[Saved entries]
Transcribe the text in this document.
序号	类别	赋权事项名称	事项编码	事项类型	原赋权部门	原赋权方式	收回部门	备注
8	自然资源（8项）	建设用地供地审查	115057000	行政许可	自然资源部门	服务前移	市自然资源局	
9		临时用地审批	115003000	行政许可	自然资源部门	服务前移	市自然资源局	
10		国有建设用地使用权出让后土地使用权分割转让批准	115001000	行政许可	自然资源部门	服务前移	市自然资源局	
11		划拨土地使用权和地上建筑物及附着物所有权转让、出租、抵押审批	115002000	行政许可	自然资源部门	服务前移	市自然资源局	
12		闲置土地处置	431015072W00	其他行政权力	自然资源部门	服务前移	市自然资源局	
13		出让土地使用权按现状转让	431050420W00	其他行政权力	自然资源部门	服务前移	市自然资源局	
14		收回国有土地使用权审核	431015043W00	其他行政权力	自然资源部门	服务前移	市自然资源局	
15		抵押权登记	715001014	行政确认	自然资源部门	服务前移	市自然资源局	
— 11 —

#### What you have to do
Report all lines of the material that contain the word "行政许可".

#### Answer for the task
8	自然资源（8项）	建设用地供地审查	115057000	行政许可	自然资源部门	服务前移	市自然资源局	
9		临时用地审批	115003000	行政许可	自然资源部门	服务前移	市自然资源局	
10		国有建设用地使用权出让后土地使用权分割转让批准	115001000	行政许可	自然资源部门	服务前移	市自然资源局	
11		划拨土地使用权和地上建筑物及附着物所有权转让、出租、抵押审批	115002000	行政许可	自然资源部门	服务前移	市自然资源局	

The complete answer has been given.